[Saved data entries]
- - -

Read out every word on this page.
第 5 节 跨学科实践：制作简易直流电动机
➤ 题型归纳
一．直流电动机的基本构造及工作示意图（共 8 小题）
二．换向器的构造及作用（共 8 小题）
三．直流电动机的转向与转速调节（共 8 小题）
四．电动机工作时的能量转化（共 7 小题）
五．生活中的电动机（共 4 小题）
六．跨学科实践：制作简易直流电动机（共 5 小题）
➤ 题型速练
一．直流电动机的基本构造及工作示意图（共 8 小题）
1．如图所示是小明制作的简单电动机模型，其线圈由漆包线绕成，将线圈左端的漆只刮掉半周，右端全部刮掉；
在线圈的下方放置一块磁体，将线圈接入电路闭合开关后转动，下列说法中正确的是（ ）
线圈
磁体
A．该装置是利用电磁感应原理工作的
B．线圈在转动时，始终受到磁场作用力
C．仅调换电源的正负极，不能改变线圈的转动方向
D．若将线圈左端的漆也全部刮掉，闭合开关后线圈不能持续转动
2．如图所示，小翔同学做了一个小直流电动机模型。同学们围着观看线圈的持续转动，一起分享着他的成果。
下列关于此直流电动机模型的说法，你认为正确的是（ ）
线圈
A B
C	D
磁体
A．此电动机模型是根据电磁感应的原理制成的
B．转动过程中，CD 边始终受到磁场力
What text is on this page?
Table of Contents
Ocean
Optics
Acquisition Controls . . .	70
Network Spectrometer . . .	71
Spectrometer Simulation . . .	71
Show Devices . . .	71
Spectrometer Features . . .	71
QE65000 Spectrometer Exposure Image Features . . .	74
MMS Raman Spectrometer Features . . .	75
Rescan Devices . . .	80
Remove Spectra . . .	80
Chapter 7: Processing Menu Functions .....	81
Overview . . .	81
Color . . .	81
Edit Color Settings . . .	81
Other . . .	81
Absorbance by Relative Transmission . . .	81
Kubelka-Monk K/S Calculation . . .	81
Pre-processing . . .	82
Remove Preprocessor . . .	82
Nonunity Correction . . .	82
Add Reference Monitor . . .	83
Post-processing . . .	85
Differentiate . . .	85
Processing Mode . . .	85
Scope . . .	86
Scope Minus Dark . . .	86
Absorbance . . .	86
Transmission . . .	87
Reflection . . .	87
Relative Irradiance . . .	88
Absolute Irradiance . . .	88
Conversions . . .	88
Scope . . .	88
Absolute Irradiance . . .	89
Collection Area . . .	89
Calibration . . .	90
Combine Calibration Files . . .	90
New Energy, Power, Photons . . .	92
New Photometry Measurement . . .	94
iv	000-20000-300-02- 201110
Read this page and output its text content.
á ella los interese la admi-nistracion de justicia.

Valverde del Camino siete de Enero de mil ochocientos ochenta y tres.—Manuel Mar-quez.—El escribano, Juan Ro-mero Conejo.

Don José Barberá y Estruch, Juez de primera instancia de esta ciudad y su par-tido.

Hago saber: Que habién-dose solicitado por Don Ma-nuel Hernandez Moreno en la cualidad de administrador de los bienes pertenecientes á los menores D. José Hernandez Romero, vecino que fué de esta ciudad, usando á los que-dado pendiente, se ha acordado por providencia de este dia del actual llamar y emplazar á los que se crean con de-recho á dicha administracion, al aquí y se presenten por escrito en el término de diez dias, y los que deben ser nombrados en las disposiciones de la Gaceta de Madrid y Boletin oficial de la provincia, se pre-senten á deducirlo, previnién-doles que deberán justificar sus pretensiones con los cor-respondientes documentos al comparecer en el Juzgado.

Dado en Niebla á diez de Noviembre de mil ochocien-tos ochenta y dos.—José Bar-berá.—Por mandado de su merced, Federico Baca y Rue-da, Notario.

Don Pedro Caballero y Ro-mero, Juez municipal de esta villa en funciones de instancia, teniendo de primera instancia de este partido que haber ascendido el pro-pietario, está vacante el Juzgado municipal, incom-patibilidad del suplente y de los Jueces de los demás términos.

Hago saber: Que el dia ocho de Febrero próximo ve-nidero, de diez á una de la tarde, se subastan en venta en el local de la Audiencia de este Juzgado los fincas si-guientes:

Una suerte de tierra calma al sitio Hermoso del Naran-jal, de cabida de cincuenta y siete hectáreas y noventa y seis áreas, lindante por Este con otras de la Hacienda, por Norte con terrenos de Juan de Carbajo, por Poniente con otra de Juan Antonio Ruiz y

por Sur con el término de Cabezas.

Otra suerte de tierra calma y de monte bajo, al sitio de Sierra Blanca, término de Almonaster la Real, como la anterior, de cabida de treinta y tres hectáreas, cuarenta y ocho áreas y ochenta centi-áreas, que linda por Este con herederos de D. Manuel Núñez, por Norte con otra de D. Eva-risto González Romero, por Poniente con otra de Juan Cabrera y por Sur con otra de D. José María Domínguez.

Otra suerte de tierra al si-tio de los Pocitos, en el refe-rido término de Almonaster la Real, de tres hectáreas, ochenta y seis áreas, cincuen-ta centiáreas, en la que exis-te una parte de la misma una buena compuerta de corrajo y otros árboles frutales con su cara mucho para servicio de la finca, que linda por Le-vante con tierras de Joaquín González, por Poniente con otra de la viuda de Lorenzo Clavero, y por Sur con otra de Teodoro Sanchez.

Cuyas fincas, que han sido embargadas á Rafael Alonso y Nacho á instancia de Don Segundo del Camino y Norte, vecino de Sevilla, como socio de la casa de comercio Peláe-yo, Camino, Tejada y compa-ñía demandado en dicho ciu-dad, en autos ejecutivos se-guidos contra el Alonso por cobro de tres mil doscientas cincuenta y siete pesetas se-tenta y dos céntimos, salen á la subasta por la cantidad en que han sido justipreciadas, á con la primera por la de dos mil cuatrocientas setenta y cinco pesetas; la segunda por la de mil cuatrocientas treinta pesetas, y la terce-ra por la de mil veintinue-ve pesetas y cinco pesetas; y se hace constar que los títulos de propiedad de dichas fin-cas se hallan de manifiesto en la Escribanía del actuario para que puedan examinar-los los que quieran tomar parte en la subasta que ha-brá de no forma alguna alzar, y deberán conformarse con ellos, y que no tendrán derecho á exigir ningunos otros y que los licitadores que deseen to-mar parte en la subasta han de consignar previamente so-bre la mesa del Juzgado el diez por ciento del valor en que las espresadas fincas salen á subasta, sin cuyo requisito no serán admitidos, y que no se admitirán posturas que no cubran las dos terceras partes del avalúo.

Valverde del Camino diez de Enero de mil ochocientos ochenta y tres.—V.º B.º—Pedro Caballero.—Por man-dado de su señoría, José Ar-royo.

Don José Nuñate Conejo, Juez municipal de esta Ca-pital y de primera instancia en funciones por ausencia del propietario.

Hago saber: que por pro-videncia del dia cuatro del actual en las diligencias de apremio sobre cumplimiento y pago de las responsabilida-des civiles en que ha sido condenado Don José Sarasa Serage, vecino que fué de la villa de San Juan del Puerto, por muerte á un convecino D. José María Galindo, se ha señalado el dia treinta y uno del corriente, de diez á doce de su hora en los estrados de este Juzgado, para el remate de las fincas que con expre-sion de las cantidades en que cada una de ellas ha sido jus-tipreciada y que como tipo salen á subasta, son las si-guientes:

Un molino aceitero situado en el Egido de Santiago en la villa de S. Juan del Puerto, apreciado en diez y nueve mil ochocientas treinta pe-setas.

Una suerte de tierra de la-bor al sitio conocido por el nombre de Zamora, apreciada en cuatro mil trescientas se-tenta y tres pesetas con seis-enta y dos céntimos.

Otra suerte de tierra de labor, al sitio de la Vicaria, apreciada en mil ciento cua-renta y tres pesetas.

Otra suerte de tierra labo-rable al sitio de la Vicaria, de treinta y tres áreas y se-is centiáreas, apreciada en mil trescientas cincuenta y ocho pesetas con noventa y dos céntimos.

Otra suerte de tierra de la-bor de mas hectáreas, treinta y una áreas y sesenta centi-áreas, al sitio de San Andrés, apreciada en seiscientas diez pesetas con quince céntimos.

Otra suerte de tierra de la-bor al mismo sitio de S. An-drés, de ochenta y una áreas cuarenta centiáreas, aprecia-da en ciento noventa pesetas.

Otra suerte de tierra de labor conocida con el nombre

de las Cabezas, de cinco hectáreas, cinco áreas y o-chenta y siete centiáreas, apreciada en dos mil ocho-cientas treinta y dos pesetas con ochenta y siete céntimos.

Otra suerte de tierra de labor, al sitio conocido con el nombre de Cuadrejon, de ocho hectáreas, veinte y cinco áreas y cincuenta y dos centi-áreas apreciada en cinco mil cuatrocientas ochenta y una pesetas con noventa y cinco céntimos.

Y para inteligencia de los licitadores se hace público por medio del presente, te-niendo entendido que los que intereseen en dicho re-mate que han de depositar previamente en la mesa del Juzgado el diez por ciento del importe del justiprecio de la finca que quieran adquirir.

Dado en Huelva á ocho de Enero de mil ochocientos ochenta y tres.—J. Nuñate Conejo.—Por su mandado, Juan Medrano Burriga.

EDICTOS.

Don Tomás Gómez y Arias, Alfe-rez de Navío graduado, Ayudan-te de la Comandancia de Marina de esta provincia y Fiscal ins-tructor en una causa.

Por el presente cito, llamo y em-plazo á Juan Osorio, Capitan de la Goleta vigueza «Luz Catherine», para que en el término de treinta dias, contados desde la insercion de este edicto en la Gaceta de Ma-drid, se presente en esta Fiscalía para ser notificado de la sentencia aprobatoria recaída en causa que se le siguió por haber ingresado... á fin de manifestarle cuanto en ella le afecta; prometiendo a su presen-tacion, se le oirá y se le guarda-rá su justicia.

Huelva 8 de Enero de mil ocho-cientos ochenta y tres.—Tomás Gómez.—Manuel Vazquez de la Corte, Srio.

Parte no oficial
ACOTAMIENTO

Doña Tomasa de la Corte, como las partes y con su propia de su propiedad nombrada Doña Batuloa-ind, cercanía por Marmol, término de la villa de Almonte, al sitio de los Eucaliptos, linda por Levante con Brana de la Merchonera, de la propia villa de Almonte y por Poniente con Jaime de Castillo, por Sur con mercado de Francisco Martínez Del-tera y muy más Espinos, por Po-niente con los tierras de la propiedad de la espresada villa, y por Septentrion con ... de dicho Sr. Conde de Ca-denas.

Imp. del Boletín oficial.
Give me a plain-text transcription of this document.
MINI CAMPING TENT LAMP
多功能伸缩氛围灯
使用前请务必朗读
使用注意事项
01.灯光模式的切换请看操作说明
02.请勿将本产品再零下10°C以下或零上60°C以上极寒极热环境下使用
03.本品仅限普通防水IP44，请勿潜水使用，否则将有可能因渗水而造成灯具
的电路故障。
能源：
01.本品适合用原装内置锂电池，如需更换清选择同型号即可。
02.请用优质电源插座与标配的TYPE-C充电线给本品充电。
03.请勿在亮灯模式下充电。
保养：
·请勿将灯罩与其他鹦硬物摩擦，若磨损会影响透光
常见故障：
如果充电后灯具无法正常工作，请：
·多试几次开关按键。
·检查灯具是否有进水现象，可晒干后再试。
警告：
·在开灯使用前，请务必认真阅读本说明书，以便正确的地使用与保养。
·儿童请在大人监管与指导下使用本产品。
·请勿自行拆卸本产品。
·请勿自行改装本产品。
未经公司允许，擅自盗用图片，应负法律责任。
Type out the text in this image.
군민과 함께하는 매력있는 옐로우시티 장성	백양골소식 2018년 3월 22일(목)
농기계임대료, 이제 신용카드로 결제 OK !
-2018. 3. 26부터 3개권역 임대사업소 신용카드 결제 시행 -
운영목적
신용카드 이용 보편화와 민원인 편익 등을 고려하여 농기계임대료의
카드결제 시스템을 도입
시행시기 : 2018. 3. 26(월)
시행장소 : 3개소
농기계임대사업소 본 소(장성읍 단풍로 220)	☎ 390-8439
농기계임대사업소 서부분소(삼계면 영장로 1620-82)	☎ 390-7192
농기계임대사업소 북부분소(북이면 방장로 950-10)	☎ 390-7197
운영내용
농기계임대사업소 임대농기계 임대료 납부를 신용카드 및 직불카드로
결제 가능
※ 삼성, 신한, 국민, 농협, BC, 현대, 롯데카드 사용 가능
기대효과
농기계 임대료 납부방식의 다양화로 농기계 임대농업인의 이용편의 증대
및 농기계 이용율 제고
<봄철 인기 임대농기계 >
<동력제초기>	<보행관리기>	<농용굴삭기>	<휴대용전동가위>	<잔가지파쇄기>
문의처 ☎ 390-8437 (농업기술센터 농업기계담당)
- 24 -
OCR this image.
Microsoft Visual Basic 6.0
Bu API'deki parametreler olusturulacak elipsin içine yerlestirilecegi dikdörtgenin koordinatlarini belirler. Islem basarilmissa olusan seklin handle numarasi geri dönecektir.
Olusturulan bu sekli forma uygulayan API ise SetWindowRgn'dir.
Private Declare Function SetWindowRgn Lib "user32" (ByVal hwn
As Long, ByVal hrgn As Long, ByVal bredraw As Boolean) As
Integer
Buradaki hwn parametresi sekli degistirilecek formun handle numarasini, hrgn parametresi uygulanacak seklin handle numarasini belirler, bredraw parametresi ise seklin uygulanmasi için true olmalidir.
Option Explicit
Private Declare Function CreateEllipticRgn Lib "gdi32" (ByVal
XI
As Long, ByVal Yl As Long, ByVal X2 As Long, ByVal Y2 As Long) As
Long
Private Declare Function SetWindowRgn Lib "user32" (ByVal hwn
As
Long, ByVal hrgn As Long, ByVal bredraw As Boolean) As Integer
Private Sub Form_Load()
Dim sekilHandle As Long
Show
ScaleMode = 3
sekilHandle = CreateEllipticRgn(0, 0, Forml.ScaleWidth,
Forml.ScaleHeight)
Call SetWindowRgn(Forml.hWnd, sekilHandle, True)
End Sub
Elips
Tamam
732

- - -

Task directions:
Identify every line above that includes the word "Features", and show those lines.

Solution:
Spectrometer Features . . .	71
QE65000 Spectrometer Exposure Image Features . . .	74
MMS Raman Spectrometer Features . . .	75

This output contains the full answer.